───── Fragmento ─────
La abogada Inmaculada Gálvez, de 62 años, se convirtió en una de las personas más odiadas por Gil y su círculo de poder en los años noventa. Su lucha empezó cuando observó que, frente a su casa, en la urbanización Artola de Marbella, se estaban levantando chalés en una zona que debía acoger equipamientos. Entonces, estudió los planes urbanísticos, alertó de las irregularidades… Y cuando constató que nadie hacía nada, acudió a la justicia. En 1997 puso 14 denuncias. Al año siguiente, 40. Recusó a una juez que se las archivaba de plano. “El fiscal jefe de Málaga me dijo que había una animadversión generalizada contra mí”, rememora ahora.
───── Datos sin procesar ─────
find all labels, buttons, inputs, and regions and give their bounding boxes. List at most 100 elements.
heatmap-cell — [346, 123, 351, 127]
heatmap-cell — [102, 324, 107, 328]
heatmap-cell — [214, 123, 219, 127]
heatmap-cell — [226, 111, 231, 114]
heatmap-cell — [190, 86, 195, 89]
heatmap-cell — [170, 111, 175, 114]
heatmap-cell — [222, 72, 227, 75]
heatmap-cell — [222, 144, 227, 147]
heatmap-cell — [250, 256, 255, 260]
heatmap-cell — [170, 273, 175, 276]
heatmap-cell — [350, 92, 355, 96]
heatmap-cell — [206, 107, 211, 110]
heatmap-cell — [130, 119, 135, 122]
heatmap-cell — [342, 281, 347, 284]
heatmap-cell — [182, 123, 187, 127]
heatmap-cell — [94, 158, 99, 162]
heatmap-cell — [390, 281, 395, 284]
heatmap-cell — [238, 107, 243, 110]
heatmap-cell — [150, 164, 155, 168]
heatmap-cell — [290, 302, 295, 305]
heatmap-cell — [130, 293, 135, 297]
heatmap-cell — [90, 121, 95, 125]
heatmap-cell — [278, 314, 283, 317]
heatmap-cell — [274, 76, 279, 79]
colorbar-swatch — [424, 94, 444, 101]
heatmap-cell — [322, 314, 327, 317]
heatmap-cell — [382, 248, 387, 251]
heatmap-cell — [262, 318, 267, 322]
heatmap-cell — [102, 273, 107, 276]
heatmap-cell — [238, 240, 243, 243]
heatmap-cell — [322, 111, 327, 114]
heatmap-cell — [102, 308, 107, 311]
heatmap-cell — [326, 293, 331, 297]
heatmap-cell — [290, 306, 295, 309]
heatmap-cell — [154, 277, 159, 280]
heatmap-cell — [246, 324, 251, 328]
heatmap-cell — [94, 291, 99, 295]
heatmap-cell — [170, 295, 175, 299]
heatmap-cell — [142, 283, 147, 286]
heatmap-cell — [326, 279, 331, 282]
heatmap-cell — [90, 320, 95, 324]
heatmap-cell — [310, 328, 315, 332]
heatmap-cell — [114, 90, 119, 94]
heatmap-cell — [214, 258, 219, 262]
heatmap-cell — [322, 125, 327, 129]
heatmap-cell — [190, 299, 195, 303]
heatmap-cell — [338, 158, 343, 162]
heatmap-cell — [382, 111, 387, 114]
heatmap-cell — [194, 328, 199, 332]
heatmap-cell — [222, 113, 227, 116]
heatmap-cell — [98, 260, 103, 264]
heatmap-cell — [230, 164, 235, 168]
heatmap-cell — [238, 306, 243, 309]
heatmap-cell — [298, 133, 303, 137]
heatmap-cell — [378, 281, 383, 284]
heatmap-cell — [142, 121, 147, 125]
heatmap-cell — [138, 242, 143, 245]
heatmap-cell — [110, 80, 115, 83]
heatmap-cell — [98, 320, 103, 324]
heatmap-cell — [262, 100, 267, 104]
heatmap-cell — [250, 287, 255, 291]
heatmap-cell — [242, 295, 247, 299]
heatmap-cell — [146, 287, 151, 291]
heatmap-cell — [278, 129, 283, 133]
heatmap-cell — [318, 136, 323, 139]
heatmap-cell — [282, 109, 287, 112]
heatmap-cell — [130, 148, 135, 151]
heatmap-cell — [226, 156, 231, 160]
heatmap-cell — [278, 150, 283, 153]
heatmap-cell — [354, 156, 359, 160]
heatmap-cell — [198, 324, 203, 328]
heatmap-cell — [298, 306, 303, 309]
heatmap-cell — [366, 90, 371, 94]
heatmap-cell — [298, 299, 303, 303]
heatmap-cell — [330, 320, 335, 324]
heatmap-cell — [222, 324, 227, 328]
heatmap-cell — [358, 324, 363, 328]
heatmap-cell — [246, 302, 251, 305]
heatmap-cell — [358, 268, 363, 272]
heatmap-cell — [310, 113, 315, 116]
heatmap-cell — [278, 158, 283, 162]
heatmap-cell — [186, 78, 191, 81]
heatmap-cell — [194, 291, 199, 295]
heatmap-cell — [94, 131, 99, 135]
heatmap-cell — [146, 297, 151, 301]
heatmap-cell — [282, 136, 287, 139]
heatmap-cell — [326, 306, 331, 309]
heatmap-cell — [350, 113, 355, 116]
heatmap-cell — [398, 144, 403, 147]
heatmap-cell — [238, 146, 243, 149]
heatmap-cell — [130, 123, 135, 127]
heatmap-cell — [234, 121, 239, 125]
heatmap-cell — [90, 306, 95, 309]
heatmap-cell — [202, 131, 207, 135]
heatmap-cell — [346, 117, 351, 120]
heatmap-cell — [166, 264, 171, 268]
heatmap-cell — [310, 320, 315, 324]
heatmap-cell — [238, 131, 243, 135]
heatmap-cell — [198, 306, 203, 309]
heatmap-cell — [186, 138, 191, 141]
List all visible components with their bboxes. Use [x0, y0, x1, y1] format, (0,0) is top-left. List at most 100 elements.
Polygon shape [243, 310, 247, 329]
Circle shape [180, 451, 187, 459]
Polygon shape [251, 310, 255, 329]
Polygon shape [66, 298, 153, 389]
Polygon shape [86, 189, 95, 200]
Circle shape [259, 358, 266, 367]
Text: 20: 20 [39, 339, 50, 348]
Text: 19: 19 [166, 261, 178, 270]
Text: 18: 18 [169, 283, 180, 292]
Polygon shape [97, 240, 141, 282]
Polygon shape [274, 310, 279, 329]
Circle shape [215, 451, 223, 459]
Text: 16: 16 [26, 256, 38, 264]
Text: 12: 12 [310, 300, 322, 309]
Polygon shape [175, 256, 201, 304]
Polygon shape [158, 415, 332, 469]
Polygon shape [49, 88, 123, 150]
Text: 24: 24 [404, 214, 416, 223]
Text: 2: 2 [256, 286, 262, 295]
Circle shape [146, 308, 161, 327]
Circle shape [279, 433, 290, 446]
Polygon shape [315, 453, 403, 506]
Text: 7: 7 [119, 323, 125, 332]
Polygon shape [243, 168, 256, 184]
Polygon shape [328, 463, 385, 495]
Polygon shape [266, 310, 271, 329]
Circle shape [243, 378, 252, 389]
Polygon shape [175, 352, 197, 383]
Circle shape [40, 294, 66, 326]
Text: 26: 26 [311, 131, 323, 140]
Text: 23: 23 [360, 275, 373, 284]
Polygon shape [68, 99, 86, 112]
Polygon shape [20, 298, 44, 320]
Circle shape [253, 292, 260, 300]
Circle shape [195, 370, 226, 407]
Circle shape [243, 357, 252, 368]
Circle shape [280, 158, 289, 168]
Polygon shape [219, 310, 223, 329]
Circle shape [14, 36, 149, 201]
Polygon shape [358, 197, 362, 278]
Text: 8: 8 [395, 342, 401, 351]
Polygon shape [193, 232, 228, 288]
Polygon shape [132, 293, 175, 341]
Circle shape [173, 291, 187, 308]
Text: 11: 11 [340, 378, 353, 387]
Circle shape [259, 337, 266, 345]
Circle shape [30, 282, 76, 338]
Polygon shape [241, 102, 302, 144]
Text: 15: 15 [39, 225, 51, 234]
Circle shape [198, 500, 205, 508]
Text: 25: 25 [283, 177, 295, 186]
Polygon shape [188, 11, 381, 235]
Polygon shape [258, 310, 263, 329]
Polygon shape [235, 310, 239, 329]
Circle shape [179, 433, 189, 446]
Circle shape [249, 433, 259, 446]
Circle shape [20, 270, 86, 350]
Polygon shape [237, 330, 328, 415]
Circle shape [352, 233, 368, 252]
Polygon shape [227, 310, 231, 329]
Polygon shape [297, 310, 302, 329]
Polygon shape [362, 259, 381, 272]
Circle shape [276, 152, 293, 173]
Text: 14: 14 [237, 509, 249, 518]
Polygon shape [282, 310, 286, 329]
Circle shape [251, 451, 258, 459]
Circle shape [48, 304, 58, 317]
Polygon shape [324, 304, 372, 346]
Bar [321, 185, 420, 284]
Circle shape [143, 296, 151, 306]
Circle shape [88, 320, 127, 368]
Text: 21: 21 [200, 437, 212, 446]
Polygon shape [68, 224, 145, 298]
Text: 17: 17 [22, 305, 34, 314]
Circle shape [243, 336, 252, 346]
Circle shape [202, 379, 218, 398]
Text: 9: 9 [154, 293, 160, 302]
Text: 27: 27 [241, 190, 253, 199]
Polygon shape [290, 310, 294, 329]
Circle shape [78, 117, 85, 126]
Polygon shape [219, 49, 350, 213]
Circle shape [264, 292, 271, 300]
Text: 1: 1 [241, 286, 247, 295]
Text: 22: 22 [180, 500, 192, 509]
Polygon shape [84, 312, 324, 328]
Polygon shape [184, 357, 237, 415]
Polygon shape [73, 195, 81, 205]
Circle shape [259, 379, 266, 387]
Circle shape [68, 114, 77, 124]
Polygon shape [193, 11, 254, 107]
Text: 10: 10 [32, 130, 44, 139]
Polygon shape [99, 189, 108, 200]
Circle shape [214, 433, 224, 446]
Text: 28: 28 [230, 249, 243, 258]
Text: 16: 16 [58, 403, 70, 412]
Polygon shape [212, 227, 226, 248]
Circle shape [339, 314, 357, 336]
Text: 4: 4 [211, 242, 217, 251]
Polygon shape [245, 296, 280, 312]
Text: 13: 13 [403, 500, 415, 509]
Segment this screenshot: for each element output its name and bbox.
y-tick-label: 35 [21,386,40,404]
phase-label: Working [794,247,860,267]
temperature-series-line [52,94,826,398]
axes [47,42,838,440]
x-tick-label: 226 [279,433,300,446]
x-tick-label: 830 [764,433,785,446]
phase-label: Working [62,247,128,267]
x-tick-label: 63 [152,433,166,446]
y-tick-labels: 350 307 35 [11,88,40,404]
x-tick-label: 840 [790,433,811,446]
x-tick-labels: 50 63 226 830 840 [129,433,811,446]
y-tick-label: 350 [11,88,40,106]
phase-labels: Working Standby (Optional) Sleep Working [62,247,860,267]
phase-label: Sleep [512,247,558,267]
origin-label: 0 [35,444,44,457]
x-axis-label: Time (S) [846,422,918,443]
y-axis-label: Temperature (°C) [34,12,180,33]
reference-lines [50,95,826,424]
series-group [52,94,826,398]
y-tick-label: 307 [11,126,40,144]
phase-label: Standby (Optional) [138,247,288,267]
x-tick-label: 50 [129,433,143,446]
─────
Descripción de la tarea: Prosiga el fragmento sobre la abogada Inmaculada Gálvez y su lucha contra las irregularidades urbanísticas en Marbella a partir de su última oración.

Casilla de respuesta:
La hostilidad creció hasta hacerse insoportable incluso en su entorno. Se separó de su marido. “Todo el mundo le decía que se la estaba jugando y que se iba a quedar sin nada por el alud de denuncias que me iban a poner”. Su integridad física estuvo en peligro. “Contrataron a alguien para darme una paliza y me pusieron protección”, cuenta Gálvez. El hombre que debía hacerlo lo confesó en un escrito, pero el caso no fue a más. La hicieron sentir como un bicho raro, una trastornada: “La pesada que venía a fastidiarles”.
Lo peor, dice, fue la falta de apoyos. “Me sentí desamparada por los jueces, los fiscales y el colegio de abogados”, dice Gálvez, que con el tiempo acabó siendo víctima del síndrome del burnout (trabajador “quemado”), común en los denunciantes de corrupción. “Empecé a ganar casos, pero vi que las sentencias no se ejecutaban, y quería quemar el despacho”. Buscó ayuda en el psicólogo y encontró sosiego en la literatura y la pintura.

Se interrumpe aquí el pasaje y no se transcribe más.